▸ **GIVEN INSTRUCTION**:
Identify and pull out each line of the entries in which "relative" occurs.

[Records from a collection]

<<<<

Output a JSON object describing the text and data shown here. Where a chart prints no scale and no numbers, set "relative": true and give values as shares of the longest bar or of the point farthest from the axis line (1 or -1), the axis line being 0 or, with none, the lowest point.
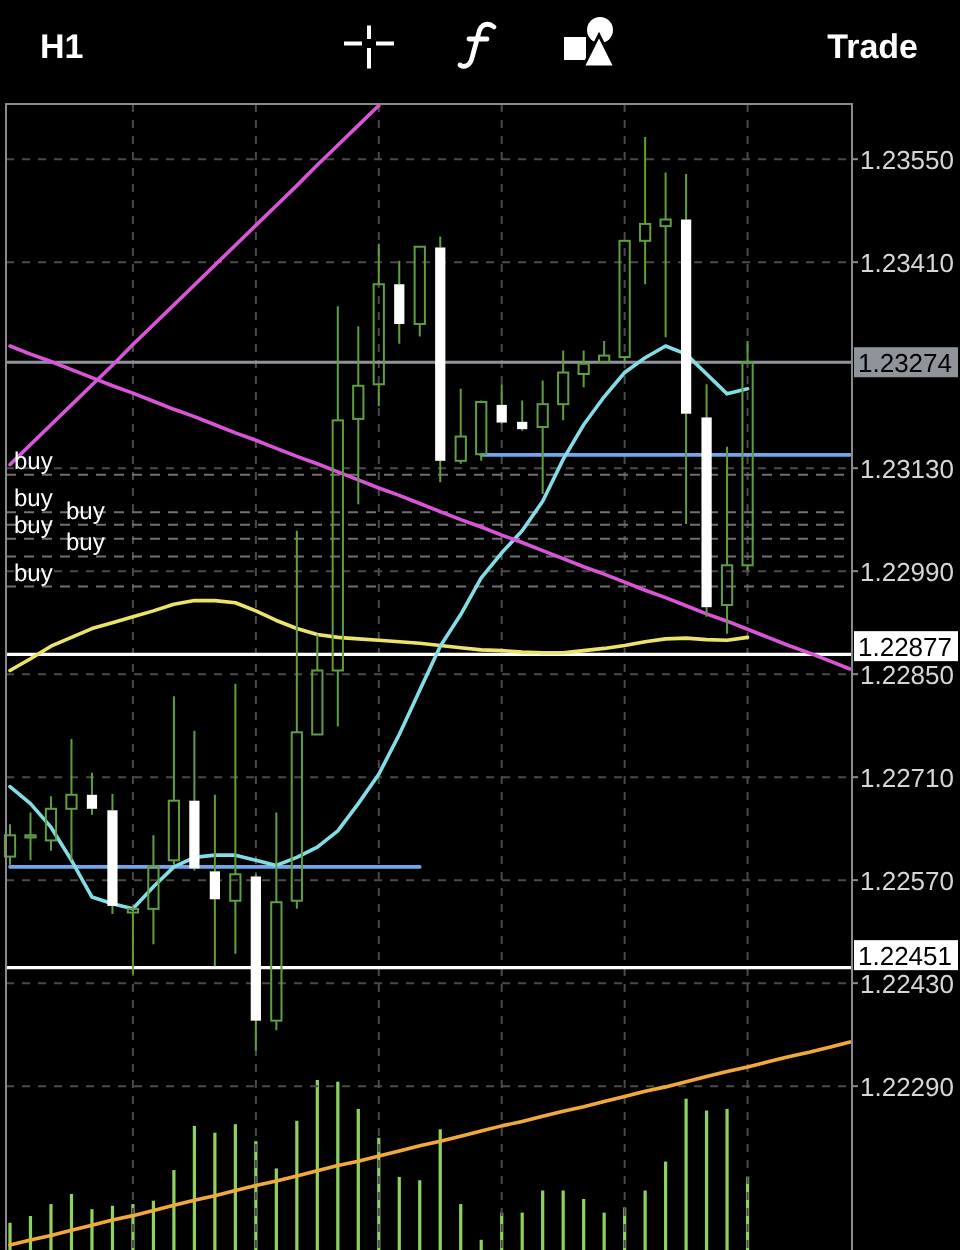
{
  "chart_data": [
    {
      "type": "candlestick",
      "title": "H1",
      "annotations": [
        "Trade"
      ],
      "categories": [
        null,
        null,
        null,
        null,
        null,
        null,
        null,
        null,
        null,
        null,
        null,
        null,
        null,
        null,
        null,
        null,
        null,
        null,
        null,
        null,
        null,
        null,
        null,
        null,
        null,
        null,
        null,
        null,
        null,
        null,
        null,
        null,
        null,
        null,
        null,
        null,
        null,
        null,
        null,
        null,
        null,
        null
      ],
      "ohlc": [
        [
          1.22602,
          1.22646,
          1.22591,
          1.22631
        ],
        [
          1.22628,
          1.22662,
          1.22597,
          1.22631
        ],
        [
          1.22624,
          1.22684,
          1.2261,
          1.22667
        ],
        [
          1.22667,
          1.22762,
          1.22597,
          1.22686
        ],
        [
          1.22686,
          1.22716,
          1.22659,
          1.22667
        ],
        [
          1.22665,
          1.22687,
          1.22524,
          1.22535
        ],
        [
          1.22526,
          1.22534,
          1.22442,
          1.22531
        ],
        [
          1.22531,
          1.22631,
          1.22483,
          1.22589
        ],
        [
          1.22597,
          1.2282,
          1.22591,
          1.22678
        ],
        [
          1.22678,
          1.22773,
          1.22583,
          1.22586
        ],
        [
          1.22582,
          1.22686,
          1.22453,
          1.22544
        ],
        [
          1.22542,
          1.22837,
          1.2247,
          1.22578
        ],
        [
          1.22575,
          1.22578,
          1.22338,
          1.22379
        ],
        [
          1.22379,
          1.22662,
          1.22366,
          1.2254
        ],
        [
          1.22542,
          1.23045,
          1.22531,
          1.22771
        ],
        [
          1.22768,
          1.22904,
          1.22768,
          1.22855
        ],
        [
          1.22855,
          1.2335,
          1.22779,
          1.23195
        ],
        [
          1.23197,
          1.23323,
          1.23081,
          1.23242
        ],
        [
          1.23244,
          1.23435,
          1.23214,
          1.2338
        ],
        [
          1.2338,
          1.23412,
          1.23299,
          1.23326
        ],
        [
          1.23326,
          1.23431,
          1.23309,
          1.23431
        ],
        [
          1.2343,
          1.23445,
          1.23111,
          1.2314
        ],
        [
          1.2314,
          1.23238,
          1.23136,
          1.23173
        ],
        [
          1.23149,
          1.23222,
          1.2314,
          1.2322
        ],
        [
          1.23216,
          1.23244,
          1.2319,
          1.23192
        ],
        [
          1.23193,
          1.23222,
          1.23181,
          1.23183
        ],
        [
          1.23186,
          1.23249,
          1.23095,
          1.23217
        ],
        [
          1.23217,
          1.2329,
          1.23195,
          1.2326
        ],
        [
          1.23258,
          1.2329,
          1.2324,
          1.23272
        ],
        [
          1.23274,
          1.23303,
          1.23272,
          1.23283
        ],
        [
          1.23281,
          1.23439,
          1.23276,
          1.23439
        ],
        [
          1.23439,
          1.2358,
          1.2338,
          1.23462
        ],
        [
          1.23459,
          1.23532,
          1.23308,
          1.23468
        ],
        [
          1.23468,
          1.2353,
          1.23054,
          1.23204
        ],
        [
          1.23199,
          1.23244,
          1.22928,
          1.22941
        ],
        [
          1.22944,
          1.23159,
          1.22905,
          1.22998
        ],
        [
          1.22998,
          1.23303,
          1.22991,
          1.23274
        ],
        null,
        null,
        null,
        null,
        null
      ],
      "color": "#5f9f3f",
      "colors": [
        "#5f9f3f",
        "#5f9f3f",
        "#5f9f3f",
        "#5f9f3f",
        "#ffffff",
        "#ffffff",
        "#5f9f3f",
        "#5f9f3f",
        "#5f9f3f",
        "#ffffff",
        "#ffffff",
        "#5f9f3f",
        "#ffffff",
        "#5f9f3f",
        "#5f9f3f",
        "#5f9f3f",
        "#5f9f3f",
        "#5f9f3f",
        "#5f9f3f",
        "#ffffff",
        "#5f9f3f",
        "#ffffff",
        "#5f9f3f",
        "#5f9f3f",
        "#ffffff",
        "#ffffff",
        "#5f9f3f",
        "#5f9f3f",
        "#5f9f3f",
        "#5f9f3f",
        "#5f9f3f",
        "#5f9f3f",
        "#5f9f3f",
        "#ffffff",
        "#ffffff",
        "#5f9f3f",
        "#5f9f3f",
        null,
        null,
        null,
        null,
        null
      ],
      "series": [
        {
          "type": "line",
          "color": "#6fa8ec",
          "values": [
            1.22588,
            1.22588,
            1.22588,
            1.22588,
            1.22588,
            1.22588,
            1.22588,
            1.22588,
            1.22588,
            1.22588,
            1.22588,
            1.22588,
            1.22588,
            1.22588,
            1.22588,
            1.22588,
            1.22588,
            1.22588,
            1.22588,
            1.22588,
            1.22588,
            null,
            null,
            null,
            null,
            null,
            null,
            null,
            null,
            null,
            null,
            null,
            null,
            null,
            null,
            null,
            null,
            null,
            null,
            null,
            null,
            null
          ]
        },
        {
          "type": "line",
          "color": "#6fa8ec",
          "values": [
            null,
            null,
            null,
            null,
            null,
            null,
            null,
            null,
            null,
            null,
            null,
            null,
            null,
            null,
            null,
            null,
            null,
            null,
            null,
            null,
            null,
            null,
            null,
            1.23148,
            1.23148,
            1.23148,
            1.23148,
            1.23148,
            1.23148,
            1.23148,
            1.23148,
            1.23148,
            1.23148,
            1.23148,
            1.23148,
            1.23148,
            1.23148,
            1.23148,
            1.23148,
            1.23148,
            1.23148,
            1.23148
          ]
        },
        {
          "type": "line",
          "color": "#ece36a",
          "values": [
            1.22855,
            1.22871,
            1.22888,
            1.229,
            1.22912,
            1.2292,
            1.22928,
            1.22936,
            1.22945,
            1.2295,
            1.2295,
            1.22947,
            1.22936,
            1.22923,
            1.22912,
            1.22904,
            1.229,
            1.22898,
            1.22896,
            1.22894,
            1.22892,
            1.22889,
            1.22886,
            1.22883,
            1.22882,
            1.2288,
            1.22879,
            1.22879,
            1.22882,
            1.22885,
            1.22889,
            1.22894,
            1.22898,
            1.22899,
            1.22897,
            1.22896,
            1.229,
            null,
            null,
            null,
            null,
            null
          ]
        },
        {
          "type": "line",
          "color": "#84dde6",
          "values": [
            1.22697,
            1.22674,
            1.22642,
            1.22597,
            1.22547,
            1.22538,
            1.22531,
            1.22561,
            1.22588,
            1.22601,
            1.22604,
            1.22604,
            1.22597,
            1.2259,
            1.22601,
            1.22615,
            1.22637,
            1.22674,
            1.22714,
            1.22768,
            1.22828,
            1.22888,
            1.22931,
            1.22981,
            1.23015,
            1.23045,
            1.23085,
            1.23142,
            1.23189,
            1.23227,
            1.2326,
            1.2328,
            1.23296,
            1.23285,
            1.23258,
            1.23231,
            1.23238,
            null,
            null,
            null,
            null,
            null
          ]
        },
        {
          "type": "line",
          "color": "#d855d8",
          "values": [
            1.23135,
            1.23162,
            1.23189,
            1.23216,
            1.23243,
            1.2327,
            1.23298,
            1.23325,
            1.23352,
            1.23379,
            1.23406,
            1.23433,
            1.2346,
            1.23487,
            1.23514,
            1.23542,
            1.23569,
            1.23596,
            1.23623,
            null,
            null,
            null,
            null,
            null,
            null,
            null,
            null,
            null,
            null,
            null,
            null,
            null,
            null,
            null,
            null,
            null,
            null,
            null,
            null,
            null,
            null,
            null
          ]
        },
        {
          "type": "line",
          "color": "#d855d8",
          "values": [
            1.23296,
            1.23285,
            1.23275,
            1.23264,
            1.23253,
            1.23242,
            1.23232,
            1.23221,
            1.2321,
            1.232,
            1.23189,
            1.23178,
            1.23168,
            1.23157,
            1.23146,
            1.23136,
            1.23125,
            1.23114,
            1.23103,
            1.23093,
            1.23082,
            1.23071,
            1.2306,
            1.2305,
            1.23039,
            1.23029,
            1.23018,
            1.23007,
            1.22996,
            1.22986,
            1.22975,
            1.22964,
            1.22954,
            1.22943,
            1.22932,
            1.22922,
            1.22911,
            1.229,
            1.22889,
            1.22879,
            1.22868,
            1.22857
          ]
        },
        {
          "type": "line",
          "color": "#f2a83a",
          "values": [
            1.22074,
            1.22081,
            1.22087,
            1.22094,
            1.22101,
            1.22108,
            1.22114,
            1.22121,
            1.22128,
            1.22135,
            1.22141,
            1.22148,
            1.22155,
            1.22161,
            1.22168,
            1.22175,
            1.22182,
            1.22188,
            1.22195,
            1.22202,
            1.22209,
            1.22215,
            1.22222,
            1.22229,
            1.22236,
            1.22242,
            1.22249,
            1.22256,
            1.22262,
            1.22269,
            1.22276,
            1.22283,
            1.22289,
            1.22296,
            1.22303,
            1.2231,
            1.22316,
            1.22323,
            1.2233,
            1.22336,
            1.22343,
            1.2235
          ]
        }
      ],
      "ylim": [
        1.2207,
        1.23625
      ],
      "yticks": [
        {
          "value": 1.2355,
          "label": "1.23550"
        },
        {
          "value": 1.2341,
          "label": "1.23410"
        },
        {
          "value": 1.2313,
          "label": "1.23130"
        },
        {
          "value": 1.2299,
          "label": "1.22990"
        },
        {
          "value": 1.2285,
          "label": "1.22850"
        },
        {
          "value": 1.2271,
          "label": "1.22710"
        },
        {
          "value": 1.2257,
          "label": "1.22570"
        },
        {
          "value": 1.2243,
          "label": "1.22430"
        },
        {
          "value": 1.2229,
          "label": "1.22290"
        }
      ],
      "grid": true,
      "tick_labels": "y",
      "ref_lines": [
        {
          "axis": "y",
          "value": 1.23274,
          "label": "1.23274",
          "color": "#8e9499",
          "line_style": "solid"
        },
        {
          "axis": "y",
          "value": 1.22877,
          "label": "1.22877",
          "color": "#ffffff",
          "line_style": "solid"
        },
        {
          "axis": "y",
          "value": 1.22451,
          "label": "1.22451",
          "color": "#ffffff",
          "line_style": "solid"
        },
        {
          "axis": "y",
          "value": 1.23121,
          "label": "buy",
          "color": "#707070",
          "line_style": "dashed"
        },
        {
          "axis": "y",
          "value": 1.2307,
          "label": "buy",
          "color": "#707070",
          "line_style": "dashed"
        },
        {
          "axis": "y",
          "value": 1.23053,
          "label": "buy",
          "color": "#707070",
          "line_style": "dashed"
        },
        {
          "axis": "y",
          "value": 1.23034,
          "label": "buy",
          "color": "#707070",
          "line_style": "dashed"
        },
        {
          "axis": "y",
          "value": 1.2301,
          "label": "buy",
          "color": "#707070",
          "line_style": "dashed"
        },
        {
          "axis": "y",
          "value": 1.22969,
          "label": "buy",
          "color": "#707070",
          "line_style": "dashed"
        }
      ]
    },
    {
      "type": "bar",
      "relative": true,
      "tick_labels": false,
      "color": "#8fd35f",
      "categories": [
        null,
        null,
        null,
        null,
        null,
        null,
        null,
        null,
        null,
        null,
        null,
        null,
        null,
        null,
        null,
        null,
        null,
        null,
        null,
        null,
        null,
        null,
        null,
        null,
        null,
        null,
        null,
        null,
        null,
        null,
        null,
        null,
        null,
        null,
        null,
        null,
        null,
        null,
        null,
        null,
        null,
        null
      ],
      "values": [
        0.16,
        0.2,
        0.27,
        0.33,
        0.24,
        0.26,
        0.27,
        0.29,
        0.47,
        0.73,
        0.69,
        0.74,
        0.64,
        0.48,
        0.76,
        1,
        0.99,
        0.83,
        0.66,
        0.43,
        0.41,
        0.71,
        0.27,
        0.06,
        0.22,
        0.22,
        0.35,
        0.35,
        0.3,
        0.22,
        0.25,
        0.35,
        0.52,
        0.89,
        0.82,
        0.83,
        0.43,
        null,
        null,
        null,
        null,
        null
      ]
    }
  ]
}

>>>>

▸ **SOLUTION BELOW**:
Output a JSON object describing the text and data shown here. Where a chart prints no scale and no numbers, set "relative": true and give values as shares of the longest bar or of the point farthest from the axis line (1 or -1), the axis line being 0 or, with none, the lowest point.
      "relative": true,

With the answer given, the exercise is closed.